» **EJERCICIOS**:
1. Devuelve sin cambios todo lo que va en la reseña de Puente de espías desde "Spielberg potencia aquí" hasta "una película así.".
2. Localiza, por favor, cada línea de las entradas que incluya la palabra "pump" y cópiala completa.

» **EXTRACTO DE LA FUENTE**:
* * * * * * *
Caballero sin espada - Semanario Brecha

Caballero sin espada

Steven Spielberg se introduce en la historia de su país, desde su peculiar punto de vista: el mundo puede ser violento y sucio, lleno de crueldad y corrupción, pero siempre puede aparecer, y aparece, el ser humano capaz de hacer la diferencia, desde una ubicación ética inclaudicable.

Como en La lista de Schindler, como en Salvando al soldado Ryan, como en Munich o Lincoln, Steven Spielberg se introduce en la historia, o en el –enorme– pedazo de historia que tiene que ver con su país, desde su peculiar punto de vista. Que podría resumirse así: el mundo puede ser violento y sucio, lleno de crueldad y corrupción, pero siempre puede aparecer, y aparece, el ser humano capaz de hacer la diferencia, desde una ubicación ética inclaudicable. Preferentemente, un ser humano “común”, un maestro, un padre de familia, incluso un rico bon vivant, alguien que en realidad preferiría hacer lo suyo en paz pero que se ve envuelto en lides mayores por circunstancias que no eligió pero que tampoco rehúye.

Spielberg potencia aquí al máximo esa su lectura del mundo, y lo hace en el cenit de sus habilidades expresivas. Puente de espías es a la vez un manifiesto ético y político, y un relato de un clasicismo y una efectividad deslumbrantes. Con el primero se puede acordar o discrepar en todo o en parte, a lo segundo hay que rendirse, porque son demasiado escasas las posibilidades de ver una película así.
* * * * * * *
» **DATOS REGISTRADOS**:
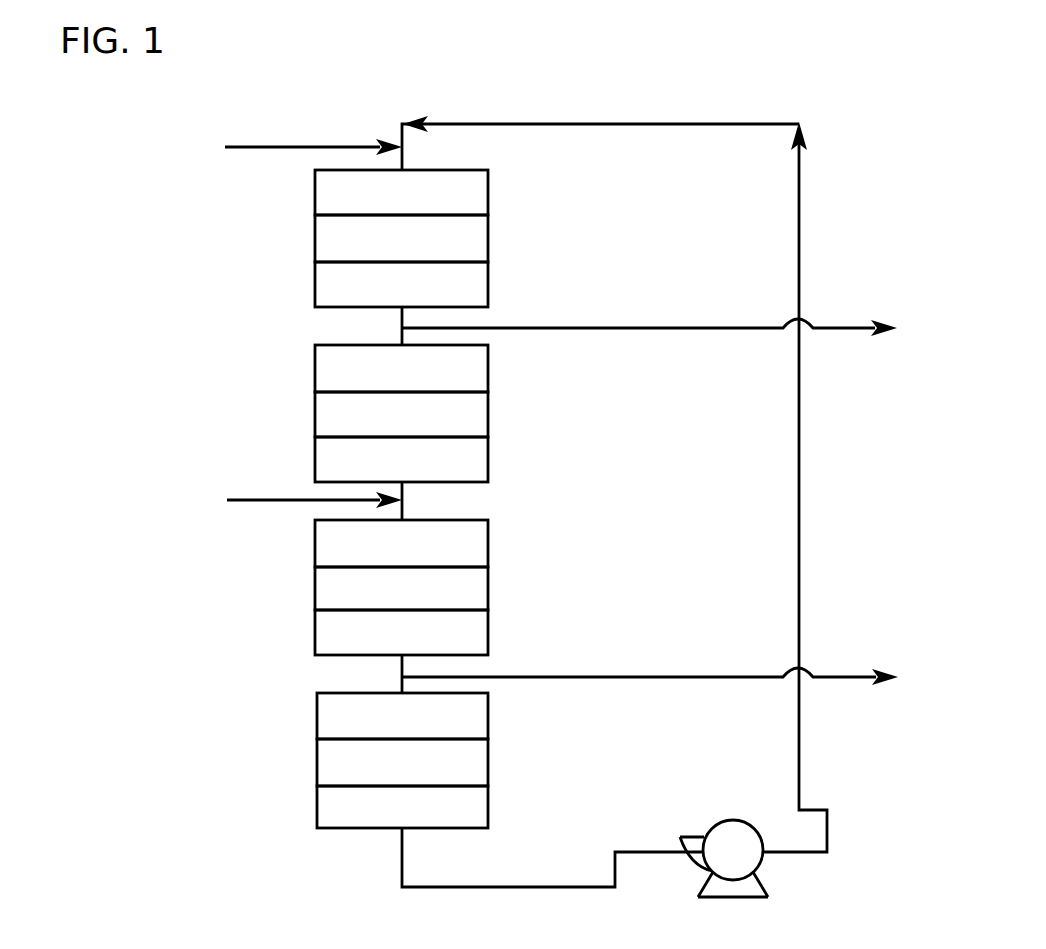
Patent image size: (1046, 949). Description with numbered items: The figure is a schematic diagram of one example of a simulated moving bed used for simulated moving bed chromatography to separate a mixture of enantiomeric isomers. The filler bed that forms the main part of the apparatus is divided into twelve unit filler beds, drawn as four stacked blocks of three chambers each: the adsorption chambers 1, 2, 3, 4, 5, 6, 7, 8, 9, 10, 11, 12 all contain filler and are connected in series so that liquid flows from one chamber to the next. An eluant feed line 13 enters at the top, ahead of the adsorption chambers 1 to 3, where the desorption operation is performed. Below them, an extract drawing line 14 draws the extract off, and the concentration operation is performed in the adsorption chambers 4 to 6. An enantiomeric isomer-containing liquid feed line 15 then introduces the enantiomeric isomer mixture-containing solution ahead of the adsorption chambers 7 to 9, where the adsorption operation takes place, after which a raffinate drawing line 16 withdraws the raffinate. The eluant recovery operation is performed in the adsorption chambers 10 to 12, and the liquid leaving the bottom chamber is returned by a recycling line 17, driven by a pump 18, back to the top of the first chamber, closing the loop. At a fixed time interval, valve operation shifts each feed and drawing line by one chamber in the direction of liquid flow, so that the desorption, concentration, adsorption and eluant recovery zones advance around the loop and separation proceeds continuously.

The adsorption chamber 1 is at (488, 184).
The adsorption chamber 2 is at (488, 232).
The adsorption chamber 3 is at (488, 280).
The adsorption chamber 4 is at (488, 366).
The adsorption chamber 5 is at (488, 412).
The adsorption chamber 6 is at (488, 458).
The adsorption chamber 7 is at (488, 538).
The adsorption chamber 8 is at (488, 583).
The adsorption chamber 9 is at (488, 628).
The adsorption chamber 10 is at (488, 712).
The adsorption chamber 11 is at (488, 758).
The adsorption chamber 12 is at (488, 803).
The eluant feed line 13 is at (293, 147).
The extract drawing line 14 is at (706, 328).
The enantiomeric isomer-containing liquid feed line 15 is at (250, 500).
The raffinate drawing line 16 is at (716, 677).
The recycling line 17 is at (800, 431).
The pump 18 is at (733, 820).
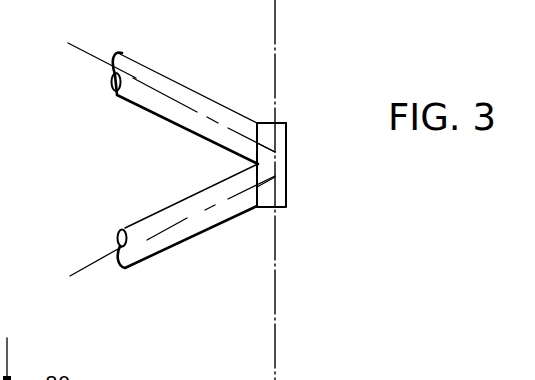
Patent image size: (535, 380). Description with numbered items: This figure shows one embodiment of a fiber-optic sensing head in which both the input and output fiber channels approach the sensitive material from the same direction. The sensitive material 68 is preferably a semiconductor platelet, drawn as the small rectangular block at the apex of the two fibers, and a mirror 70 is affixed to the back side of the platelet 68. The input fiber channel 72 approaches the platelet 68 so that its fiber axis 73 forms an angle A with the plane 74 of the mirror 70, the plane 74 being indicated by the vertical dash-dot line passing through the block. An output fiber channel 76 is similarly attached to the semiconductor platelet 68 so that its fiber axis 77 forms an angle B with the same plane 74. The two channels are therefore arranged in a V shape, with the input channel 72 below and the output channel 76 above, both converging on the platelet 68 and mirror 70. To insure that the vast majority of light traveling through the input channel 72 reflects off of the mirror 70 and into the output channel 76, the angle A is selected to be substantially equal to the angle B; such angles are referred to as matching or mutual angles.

The sensitive material 68 is at (263, 122).
The mirror 70 is at (286, 168).
The input fiber channel 72 is at (152, 217).
The fiber axis 73 is at (88, 265).
The plane of the mirror 74 is at (275, 312).
The output fiber channel 76 is at (148, 108).
The fiber axis 77 is at (87, 51).
The angle A is at (266, 290).
The angle B is at (266, 55).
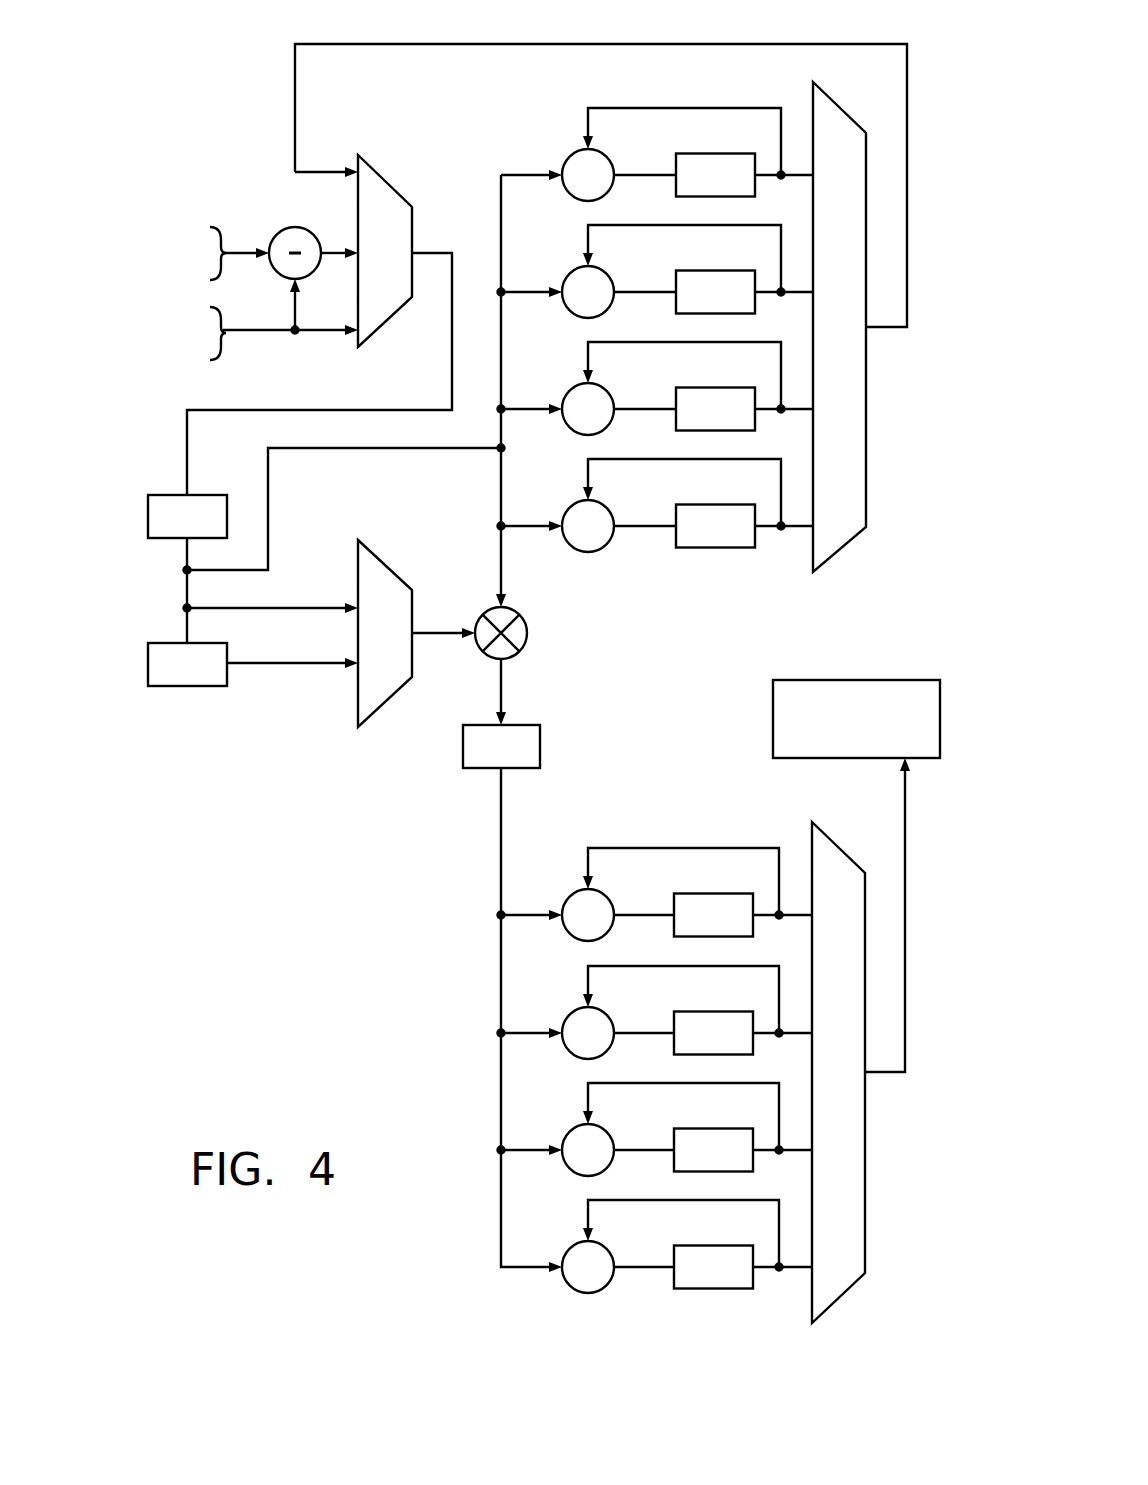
* * * * * * *
» **SOLUCIONES EN ORDEN**:
1.
Spielberg potencia aquí al máximo esa su lectura del mundo, y lo hace en el cenit de sus habilidades expresivas. Puente de espías es a la vez un manifiesto ético y político, y un relato de un clasicismo y una efectividad deslumbrantes. Con el primero se puede acordar o discrepar en todo o en parte, a lo segundo hay que rendirse, porque son demasiado escasas las posibilidades de ver una película así.

2.
Patent image size: (1046, 949). Description with numbered items: The figure is a schematic diagram of one example of a simulated moving bed used for simulated moving bed chromatography to separate a mixture of enantiomeric isomers. The filler bed that forms the main part of the apparatus is divided into twelve unit filler beds, drawn as four stacked blocks of three chambers each: the adsorption chambers 1, 2, 3, 4, 5, 6, 7, 8, 9, 10, 11, 12 all contain filler and are connected in series so that liquid flows from one chamber to the next. An eluant feed line 13 enters at the top, ahead of the adsorption chambers 1 to 3, where the desorption operation is performed. Below them, an extract drawing line 14 draws the extract off, and the concentration operation is performed in the adsorption chambers 4 to 6. An enantiomeric isomer-containing liquid feed line 15 then introduces the enantiomeric isomer mixture-containing solution ahead of the adsorption chambers 7 to 9, where the adsorption operation takes place, after which a raffinate drawing line 16 withdraws the raffinate. The eluant recovery operation is performed in the adsorption chambers 10 to 12, and the liquid leaving the bottom chamber is returned by a recycling line 17, driven by a pump 18, back to the top of the first chamber, closing the loop. At a fixed time interval, valve operation shifts each feed and drawing line by one chamber in the direction of liquid flow, so that the desorption, concentration, adsorption and eluant recovery zones advance around the loop and separation proceeds continuously.
The pump 18 is at (733, 820).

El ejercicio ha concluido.